SOURCE:
Begin
# The Jimmy Butler Story



## HB (May 1, 2004)

*Looks like you got yourselves a survivor*



> "I don't like the look of you. You gotta go."
> 
> Those were the last words Jimmy Butler says he remembers his mother saying to him before, according to his recollection, she kicked him to the curb.
> 
> ...


----------



## Merk (May 24, 2006)

He'll fit right in, I like him already


----------



## thebizkit69u (Feb 12, 2003)

Would have gone at 43 if we kept it.


----------



## TwinkieTowers (Jul 16, 2002)

The NBA version of Michael Oher. The UC crowd is probably going to love him.


----------



## jnrjr79 (Apr 18, 2003)

Love it.


----------



## thebizkit69u (Feb 12, 2003)

TwinkieTowers said:


> The NBA version of Michael Oher. The UC crowd is probably going to love him.


Who cares?

We passed up on better players, I would like to know why?


----------



## King Joseus (May 26, 2003)

Death, taxes, bizkit hating the Bulls' moves...


----------



## TwinkieTowers (Jul 16, 2002)

thebizkit69u said:


> Who cares?
> 
> We passed up on better players, I would like to know why?


Thibodeau would've likely passed on them, playing time-wise. Thibodeau doesn't play rookies, but the Bulls drafted Butler with a hunch that Thibodeau will give him playing time sooner rather than later.


----------



## thebizkit69u (Feb 12, 2003)

King Joseus said:


> Death, taxes, bizkit hating the Bulls' moves...


They traded for a player who may never set foot on an NBA court and DID NOT draft the BPA like Garpax said he would... Sorry I'm not throwing rose pedals at Garpax's feet for this.



> Thibodeau would've likely passed on them, playing time-wise. Thibodeau doesn't play rookies, but the Bulls drafted Butler with a hunch that Thibodeau will give him playing time sooner rather than later.


That cant be true, Thibs played Taj and Omer more minutes than some of the vets on this team IN THE PLAYOFF's!


----------



## TwinkieTowers (Jul 16, 2002)

thebizkit69u said:


> They traded for a player who may never set foot on an NBA court and DID NOT draft the BPA like Garpax said he would... Sorry I'm not throwing rose pedals at Garpax's feet for this.
> 
> 
> 
> That cant be true, Thibs played Taj and Omer more minutes than some of the vets on this team IN THE PLAYOFF's!


They played defense. Which of the "better player out there" would likely play better defense than Jimmy Buter would? Didn't you recently say you wanted the Bulls to get Iman Shumpert because he was a shutdown defender?


----------



## Merk (May 24, 2006)

thebizkit69u said:


> Who cares?
> 
> We passed up on better players, I would like to know why?


What better players? This draft sucked period.
End
DATA PROVIDED:
Begin
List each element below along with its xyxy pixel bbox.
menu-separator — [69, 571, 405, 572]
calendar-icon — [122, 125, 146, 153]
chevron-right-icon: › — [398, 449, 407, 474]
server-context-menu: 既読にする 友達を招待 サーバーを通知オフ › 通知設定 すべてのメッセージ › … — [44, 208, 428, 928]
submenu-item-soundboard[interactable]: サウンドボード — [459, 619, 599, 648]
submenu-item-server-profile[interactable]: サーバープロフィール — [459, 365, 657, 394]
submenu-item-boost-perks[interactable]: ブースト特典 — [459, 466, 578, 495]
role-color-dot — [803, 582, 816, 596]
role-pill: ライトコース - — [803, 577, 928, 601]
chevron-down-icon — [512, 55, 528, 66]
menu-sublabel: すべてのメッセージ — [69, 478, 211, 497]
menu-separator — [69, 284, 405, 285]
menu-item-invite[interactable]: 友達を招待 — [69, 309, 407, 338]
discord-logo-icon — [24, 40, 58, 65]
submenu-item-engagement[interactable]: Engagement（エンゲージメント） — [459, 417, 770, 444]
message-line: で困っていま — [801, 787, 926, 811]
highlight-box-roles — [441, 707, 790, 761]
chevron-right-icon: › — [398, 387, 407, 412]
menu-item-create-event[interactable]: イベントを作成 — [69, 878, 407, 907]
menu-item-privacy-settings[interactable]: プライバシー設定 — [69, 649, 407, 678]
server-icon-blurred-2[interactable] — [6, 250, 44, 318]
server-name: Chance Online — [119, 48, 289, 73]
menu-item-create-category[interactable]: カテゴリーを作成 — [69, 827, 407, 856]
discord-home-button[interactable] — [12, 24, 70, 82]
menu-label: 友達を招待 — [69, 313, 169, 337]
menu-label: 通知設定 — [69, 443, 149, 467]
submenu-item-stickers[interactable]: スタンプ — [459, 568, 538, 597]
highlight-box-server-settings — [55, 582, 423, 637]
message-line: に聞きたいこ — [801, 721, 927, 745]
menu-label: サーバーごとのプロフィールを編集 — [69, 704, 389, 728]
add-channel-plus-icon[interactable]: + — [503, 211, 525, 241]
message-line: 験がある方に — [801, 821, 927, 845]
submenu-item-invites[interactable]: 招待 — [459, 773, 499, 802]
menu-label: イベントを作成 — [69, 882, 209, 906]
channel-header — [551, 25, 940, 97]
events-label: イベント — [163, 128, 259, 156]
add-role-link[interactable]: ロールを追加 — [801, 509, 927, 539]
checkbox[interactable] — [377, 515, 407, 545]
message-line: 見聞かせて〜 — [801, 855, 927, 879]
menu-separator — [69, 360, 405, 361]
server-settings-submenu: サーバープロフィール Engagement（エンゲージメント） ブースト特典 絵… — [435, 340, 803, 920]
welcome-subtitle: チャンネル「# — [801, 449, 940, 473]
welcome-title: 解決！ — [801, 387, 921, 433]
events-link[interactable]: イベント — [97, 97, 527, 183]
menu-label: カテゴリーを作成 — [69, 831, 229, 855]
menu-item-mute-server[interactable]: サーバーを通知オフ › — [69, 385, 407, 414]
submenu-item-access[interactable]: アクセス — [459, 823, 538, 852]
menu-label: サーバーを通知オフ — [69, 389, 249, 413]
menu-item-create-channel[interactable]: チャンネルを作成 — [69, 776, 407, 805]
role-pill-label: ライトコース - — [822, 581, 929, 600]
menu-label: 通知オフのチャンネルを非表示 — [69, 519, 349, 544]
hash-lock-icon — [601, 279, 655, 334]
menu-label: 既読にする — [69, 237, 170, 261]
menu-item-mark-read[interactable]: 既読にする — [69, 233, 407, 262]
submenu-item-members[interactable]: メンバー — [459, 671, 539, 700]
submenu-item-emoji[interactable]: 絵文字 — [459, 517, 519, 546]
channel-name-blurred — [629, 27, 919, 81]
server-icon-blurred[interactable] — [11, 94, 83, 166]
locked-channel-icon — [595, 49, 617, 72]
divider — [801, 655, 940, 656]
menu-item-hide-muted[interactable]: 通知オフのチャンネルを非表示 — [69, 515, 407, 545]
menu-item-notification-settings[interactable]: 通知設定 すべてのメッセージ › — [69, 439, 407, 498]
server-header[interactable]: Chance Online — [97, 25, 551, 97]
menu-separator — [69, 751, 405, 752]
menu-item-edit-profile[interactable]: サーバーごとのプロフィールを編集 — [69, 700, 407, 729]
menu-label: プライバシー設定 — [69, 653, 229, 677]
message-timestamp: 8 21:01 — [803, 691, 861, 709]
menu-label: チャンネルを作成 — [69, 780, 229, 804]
End
TASKS TO COMPLETE:
A. Please quote the Jimmy Butler thread starting with "They played defense." and going on through "a shutdown defender?".
B. Answer these from the Jimmy Butler thread:
(i) At what pick does one poster say Butler would have gone if it had been kept?
(ii) Which two players does one poster say Thibs played more minutes than some veterans in the playoffs?
(iii) To whom does TwinkieTowers compare Butler?
C. Sum up the Jimmy Butler thread in two sentences.
Work only from the Jimmy Butler thread; the lines play no part.

TASK-BY-TASK SOLUTIONS:
A.
They played defense. Which of the "better player out there" would likely play better defense than Jimmy Buter would? Didn't you recently say you wanted the Bulls to get Iman Shumpert because he was a shutdown defender?

B.
(i) 43
(ii) Taj and Omer
(iii) Michael Oher

C. The Jimmy Butler thread opens with a quoted account of Butler recalling his mother telling him to go, and several posters welcome him, one calling him the NBA version of Michael Oher. One poster objects that the Bulls passed up better players, while others reply that the Bulls expect Thibodeau to give Butler playing time, that few available players would defend better than Butler, and that the draft was poor.